::: TEXT SHOWN
Now, I have been thinking a lot this week. And, I think I am coming closer to the questions of what is important in life or not. The big life question 🙂
Maybe this is too tough of a topic to start out my Sunday Column, but this is what comes to my mind first. I had some feedback on my blog lately and some say “I am too honest”, others wish me luck with “life-life balance”. Then others I speak to suggest I should be more positive.
Hang on a minute: my life is perfectly fine. I have a great job, a great life outside work, I am happily married, have a great son, and I am happy to share things, being honest – however, that is not what I mean, and most probably not what my “fans” mean. But what is it?
Being German, efficient and direct, I of course say things the way they are and the way I see them. That means I openly suggest what I honestly think. By doing that, I come across as being negative. But I am not! I am far from negative! 🙂 And, most people who know me well, know that I am probably one of the most positive people they know.
I am very positive, full of energy and very happy with what I have, own and have achieved. I am happy in the situation I am and the life I fulfil.
::::::
::: RECORD LIST
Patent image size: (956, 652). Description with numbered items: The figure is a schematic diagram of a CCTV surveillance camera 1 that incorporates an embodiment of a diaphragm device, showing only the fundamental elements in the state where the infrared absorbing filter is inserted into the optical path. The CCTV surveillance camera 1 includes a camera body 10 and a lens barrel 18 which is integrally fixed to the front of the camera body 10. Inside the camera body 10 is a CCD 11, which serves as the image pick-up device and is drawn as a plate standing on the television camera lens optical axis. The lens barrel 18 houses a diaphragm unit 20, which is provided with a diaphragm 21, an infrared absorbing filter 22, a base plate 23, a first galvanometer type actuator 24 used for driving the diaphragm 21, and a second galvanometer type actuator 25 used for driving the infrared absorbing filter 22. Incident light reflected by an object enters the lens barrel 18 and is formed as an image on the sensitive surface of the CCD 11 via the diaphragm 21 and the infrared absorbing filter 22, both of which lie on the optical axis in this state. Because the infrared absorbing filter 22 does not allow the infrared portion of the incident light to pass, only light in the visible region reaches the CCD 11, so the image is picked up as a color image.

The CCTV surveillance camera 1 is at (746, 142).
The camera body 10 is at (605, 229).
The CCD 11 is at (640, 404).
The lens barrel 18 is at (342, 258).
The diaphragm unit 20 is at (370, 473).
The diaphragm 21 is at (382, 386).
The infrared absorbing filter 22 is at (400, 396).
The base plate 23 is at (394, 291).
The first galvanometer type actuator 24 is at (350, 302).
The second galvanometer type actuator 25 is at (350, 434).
::::::
PROBLEMS:
1/ Please list everything the writer of the Sunday column says they have in the sentence beginning "I have a great job".
2/ Answer these questions from the Sunday column:
(a) What do some of the blog's readers say the writer is?
(b) What nationality does the writer claim?
(c) Besides being very positive, what is the writer full of?
You can leave the records aside; nothing here depends on them.

TASK RESULTS:
1/
- a great job
- a great life outside work
- a happy marriage
- a great son

2/
(a) Too honest.
(b) German.
(c) Energy.